#### Problem statement
Return all of the lines below exactly as they are.

#### Given records
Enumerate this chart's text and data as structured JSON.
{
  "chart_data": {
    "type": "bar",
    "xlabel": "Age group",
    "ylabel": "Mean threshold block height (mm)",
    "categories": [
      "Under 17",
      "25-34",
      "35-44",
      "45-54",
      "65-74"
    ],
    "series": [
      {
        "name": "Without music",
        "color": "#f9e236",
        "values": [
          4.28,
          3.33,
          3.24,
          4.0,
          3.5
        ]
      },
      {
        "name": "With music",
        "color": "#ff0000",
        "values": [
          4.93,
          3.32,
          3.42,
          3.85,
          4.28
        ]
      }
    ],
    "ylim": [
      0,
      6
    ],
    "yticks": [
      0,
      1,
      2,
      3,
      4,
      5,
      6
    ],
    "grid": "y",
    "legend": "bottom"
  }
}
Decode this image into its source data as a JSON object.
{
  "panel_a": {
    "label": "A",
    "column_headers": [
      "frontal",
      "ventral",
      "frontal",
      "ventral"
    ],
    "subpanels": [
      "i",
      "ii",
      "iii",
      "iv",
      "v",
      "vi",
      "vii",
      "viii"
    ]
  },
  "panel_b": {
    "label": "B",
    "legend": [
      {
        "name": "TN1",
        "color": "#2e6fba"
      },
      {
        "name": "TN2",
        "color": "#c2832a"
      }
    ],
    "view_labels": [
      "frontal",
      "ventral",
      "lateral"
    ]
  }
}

#### Finished answer
Enumerate this chart's text and data as structured JSON.
{
  "chart_data": {
    "type": "bar",
    "xlabel": "Age group",
    "ylabel": "Mean threshold block height (mm)",
    "categories": [
      "Under 17",
      "25-34",
      "35-44",
      "45-54",
      "65-74"
    ],
    "series": [
      {
        "name": "Without music",
        "color": "#f9e236",
        "values": [
          4.28,
          3.33,
          3.24,
          4.0,
          3.5
        ]
      },
      {
        "name": "With music",
        "color": "#ff0000",
        "values": [
          4.93,
          3.32,
          3.42,
          3.85,
          4.28
        ]
      }
    ],
    "ylim": [
      0,
      6
    ],
    "yticks": [
      0,
      1,
      2,
      3,
      4,
      5,
      6
    ],
    "grid": "y",
    "legend": "bottom"
  }
}
Decode this image into its source data as a JSON object.
{
  "panel_a": {
    "label": "A",
    "column_headers": [
      "frontal",
      "ventral",
      "frontal",
      "ventral"
    ],
    "subpanels": [
      "i",
      "ii",
      "iii",
      "iv",
      "v",
      "vi",
      "vii",
      "viii"
    ]
  },
  "panel_b": {
    "label": "B",
    "legend": [
      {
        "name": "TN1",
        "color": "#2e6fba"
      },
      {
        "name": "TN2",
        "color": "#c2832a"
      }
    ],
    "view_labels": [
      "frontal",
      "ventral",
      "lateral"
    ]
  }
}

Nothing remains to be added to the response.